▶ _GIVEN REQUEST_:
From the entries below, gather each line containing the word "appendix".

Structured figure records
=-=-=-=-=

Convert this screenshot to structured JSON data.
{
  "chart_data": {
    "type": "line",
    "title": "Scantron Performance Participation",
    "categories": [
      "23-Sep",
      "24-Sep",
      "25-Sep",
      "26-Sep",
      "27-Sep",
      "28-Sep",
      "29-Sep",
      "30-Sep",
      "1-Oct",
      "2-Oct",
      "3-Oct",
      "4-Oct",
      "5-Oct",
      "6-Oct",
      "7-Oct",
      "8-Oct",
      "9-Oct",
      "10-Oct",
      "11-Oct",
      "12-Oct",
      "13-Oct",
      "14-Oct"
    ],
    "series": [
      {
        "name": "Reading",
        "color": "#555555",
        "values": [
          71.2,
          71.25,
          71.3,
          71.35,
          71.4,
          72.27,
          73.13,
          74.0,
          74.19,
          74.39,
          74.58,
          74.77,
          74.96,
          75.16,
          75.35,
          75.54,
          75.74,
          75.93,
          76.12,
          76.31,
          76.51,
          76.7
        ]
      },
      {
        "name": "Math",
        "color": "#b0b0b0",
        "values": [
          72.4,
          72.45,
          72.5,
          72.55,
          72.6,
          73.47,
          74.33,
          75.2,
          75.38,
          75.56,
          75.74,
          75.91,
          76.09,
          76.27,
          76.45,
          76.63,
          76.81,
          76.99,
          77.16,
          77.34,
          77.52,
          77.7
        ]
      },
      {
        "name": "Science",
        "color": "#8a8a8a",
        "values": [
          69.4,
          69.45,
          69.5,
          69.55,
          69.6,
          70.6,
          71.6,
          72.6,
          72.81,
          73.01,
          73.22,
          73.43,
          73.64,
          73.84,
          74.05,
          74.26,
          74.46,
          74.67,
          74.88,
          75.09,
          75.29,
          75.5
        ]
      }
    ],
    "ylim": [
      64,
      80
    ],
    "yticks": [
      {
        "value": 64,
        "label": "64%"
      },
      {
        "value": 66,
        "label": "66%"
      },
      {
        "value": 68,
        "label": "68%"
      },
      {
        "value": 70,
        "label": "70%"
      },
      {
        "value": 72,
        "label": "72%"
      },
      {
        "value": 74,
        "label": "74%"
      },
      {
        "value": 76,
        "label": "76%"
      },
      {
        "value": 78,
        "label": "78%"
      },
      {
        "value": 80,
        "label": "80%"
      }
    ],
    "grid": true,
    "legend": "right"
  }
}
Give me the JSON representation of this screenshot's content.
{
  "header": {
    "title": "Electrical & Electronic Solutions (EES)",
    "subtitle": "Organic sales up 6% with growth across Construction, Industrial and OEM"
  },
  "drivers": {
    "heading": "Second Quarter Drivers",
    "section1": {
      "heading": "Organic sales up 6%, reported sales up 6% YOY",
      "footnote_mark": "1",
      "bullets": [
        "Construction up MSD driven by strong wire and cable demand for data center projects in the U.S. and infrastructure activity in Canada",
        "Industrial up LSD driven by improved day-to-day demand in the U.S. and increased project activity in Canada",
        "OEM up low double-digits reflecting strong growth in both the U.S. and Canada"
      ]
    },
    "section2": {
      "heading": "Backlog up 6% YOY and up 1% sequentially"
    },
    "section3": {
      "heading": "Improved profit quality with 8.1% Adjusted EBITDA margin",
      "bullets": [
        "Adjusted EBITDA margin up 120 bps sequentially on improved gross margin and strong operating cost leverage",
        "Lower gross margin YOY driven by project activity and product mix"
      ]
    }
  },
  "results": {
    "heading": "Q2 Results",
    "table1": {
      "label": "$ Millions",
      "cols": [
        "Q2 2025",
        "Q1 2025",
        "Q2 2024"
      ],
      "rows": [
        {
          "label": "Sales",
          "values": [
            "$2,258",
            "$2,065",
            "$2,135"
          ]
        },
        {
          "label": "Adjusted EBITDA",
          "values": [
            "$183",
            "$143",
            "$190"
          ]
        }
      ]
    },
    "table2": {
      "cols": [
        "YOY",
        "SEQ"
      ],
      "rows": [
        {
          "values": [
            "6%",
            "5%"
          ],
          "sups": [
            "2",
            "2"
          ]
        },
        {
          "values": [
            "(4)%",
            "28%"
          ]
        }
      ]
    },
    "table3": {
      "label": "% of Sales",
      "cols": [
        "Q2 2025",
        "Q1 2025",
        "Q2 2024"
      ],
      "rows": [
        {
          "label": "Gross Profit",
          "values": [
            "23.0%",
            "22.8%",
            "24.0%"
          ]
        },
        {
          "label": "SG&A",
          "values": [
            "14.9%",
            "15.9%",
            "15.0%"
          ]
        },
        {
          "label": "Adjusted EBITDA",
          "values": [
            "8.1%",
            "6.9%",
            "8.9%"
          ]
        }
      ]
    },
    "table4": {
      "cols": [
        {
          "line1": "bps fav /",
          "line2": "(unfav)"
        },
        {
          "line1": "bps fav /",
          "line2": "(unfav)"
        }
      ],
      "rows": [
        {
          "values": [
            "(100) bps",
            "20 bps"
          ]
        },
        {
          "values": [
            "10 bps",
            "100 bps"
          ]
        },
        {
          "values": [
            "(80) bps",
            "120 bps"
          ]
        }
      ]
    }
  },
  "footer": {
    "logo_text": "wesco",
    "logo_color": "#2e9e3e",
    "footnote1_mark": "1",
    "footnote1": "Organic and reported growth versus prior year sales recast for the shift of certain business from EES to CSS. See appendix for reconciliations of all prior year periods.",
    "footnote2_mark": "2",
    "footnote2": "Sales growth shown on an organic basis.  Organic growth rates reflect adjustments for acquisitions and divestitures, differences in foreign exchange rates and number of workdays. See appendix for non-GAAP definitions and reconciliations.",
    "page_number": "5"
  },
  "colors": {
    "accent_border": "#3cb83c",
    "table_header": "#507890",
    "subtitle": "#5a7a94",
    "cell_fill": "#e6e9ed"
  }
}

=-=-=-=-=

▶ _EXERCISE SOLUTION_:
    "footnote1": "Organic and reported growth versus prior year sales recast for the shift of certain business from EES to CSS. See appendix for reconciliations of all prior year periods.",
    "footnote2": "Sales growth shown on an organic basis.  Organic growth rates reflect adjustments for acquisitions and divestitures, differences in foreign exchange rates and number of workdays. See appendix for non-GAAP definitions and reconciliations.",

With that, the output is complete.